[Collected data entries]
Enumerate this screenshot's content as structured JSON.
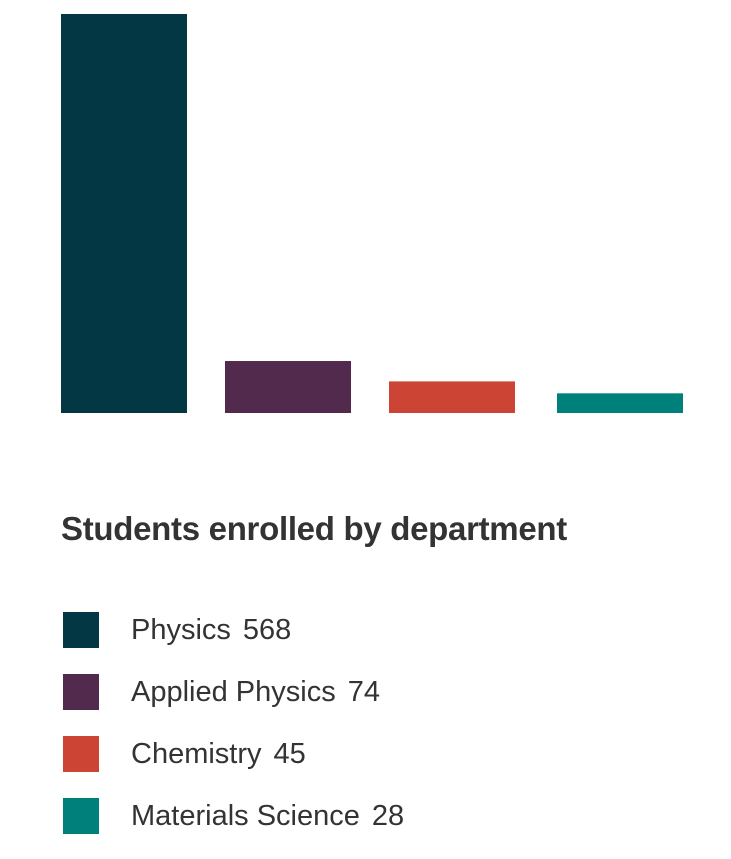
{
  "chart_data": {
    "type": "bar",
    "title": "Students enrolled by department",
    "categories": [
      "Physics",
      "Applied Physics",
      "Chemistry",
      "Materials Science"
    ],
    "values": [
      568,
      74,
      45,
      28
    ],
    "colors": [
      "#033744",
      "#522A4E",
      "#CC4433",
      "#00807A"
    ],
    "grid": false,
    "axes_visible": false,
    "legend_position": "bottom",
    "legend": [
      {
        "label": "Physics",
        "value": "568",
        "color": "#033744"
      },
      {
        "label": "Applied Physics",
        "value": "74",
        "color": "#522A4E"
      },
      {
        "label": "Chemistry",
        "value": "45",
        "color": "#CC4433"
      },
      {
        "label": "Materials Science",
        "value": "28",
        "color": "#00807A"
      }
    ]
  }
}
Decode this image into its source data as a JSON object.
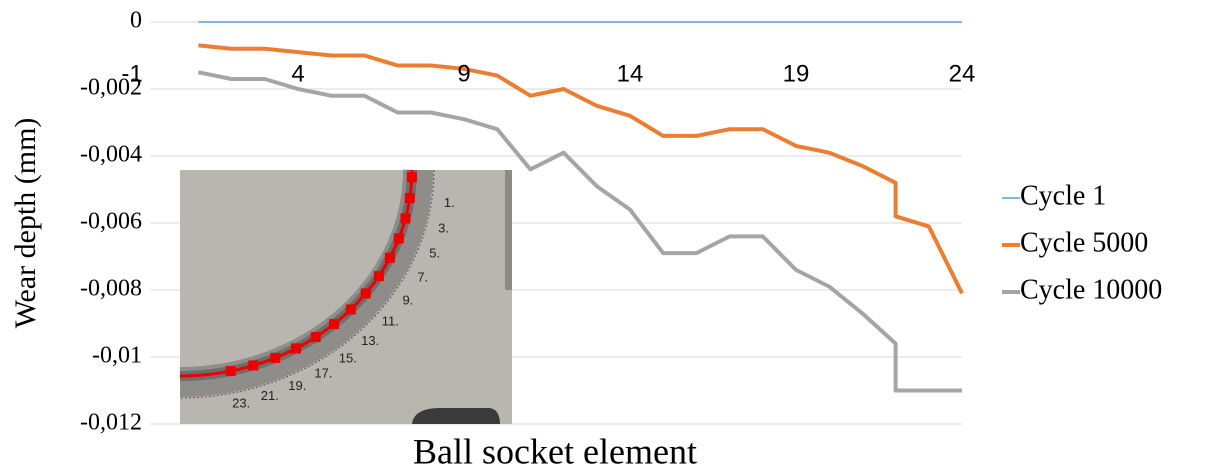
{
  "chart_data": {
    "type": "line",
    "y_label": "Wear depth (mm)",
    "x_label": "Ball socket element",
    "xlim": [
      -1,
      24
    ],
    "xticks": [
      -1,
      4,
      9,
      14,
      19,
      24
    ],
    "ylim": [
      -0.012,
      0
    ],
    "yticks": [
      0,
      {
        "value": -0.002,
        "label": "-0,002"
      },
      {
        "value": -0.004,
        "label": "-0,004"
      },
      {
        "value": -0.006,
        "label": "-0,006"
      },
      {
        "value": -0.008,
        "label": "-0,008"
      },
      {
        "value": -0.01,
        "label": "-0,01"
      },
      {
        "value": -0.012,
        "label": "-0,012"
      }
    ],
    "grid": true,
    "legend": "right",
    "series": [
      {
        "name": "Cycle 1",
        "color": "#5b9bd5",
        "x": [
          1,
          2,
          3,
          4,
          5,
          6,
          7,
          8,
          9,
          10,
          11,
          12,
          13,
          14,
          15,
          16,
          17,
          18,
          19,
          20,
          21,
          22,
          23,
          24
        ],
        "values": [
          0,
          0,
          0,
          0,
          0,
          0,
          0,
          0,
          0,
          0,
          0,
          0,
          0,
          0,
          0,
          0,
          0,
          0,
          0,
          0,
          0,
          0,
          0,
          0
        ]
      },
      {
        "name": "Cycle 5000",
        "color": "#ed7d31",
        "x": [
          1,
          2,
          3,
          4,
          5,
          6,
          7,
          8,
          9,
          10,
          11,
          12,
          13,
          14,
          15,
          16,
          17,
          18,
          19,
          20,
          21,
          22,
          22,
          23,
          24
        ],
        "values": [
          -0.0007,
          -0.0008,
          -0.0008,
          -0.0009,
          -0.001,
          -0.001,
          -0.0013,
          -0.0013,
          -0.0014,
          -0.0016,
          -0.0022,
          -0.002,
          -0.0025,
          -0.0028,
          -0.0034,
          -0.0034,
          -0.0032,
          -0.0032,
          -0.0037,
          -0.0039,
          -0.0043,
          -0.0048,
          -0.0058,
          -0.0061,
          -0.0081
        ]
      },
      {
        "name": "Cycle 10000",
        "color": "#a5a5a5",
        "x": [
          1,
          2,
          3,
          4,
          5,
          6,
          7,
          8,
          9,
          10,
          11,
          12,
          13,
          14,
          15,
          16,
          17,
          18,
          19,
          20,
          21,
          22,
          22,
          23,
          24
        ],
        "values": [
          -0.0015,
          -0.0017,
          -0.0017,
          -0.002,
          -0.0022,
          -0.0022,
          -0.0027,
          -0.0027,
          -0.0029,
          -0.0032,
          -0.0044,
          -0.0039,
          -0.0049,
          -0.0056,
          -0.0069,
          -0.0069,
          -0.0064,
          -0.0064,
          -0.0074,
          -0.0079,
          -0.0087,
          -0.0096,
          -0.011,
          -0.011,
          -0.011
        ]
      }
    ],
    "inset": {
      "labels": [
        "1.",
        "3.",
        "5.",
        "7.",
        "9.",
        "11.",
        "13.",
        "15.",
        "17.",
        "19.",
        "21.",
        "23."
      ]
    }
  }
}
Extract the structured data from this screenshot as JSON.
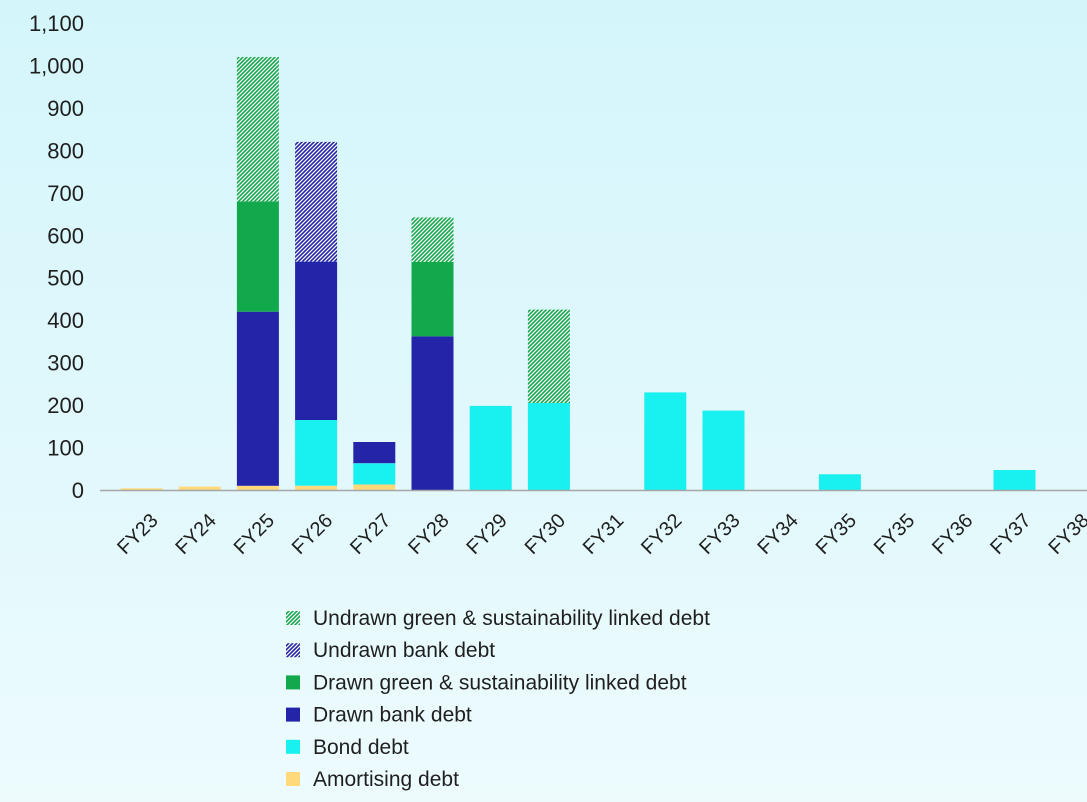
{
  "chart_data": {
    "type": "bar",
    "stacked": true,
    "categories": [
      "FY23",
      "FY24",
      "FY25",
      "FY26",
      "FY27",
      "FY28",
      "FY29",
      "FY30",
      "FY31",
      "FY32",
      "FY33",
      "FY34",
      "FY35",
      "FY35",
      "FY36",
      "FY37",
      "FY38"
    ],
    "series": [
      {
        "name": "Amortising debt",
        "color": "#ffd97a",
        "pattern": "solid",
        "values": [
          4,
          8,
          10,
          10,
          13,
          0,
          0,
          0,
          0,
          0,
          0,
          0,
          0,
          0,
          0,
          0,
          0
        ]
      },
      {
        "name": "Bond debt",
        "color": "#19f0f0",
        "pattern": "solid",
        "values": [
          0,
          0,
          0,
          155,
          50,
          0,
          198,
          205,
          0,
          230,
          187,
          0,
          37,
          0,
          0,
          47,
          0
        ]
      },
      {
        "name": "Drawn bank debt",
        "color": "#2424a8",
        "pattern": "solid",
        "values": [
          0,
          0,
          410,
          373,
          50,
          362,
          0,
          0,
          0,
          0,
          0,
          0,
          0,
          0,
          0,
          0,
          0
        ]
      },
      {
        "name": "Drawn green & sustainability linked  debt",
        "color": "#12a84c",
        "pattern": "solid",
        "values": [
          0,
          0,
          260,
          0,
          0,
          175,
          0,
          0,
          0,
          0,
          0,
          0,
          0,
          0,
          0,
          0,
          0
        ]
      },
      {
        "name": "Undrawn bank debt",
        "color": "#2424a8",
        "pattern": "hatch",
        "values": [
          0,
          0,
          0,
          282,
          0,
          0,
          0,
          0,
          0,
          0,
          0,
          0,
          0,
          0,
          0,
          0,
          0
        ]
      },
      {
        "name": "Undrawn green & sustainability linked debt",
        "color": "#12a84c",
        "pattern": "hatch",
        "values": [
          0,
          0,
          340,
          0,
          0,
          105,
          0,
          220,
          0,
          0,
          0,
          0,
          0,
          0,
          0,
          0,
          0
        ]
      }
    ],
    "legend_order": [
      5,
      4,
      3,
      2,
      1,
      0
    ],
    "ylim": [
      0,
      1100
    ],
    "yticks": [
      0,
      100,
      200,
      300,
      400,
      500,
      600,
      700,
      800,
      900,
      1000,
      1100
    ],
    "ytick_labels": [
      "0",
      "100",
      "200",
      "300",
      "400",
      "500",
      "600",
      "700",
      "800",
      "900",
      "1,000",
      "1,100"
    ],
    "xlabel": "",
    "ylabel": "",
    "grid": false,
    "legend_position": "bottom"
  }
}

Exercise =>
Which lines hold the word "this"? Return all of them from the records above.

Solved exercise =>
Enumerate this screenshot's content as structured JSON.
Decode this image into its source data as a JSON object.
Extract the structured data from this screenshot as JSON.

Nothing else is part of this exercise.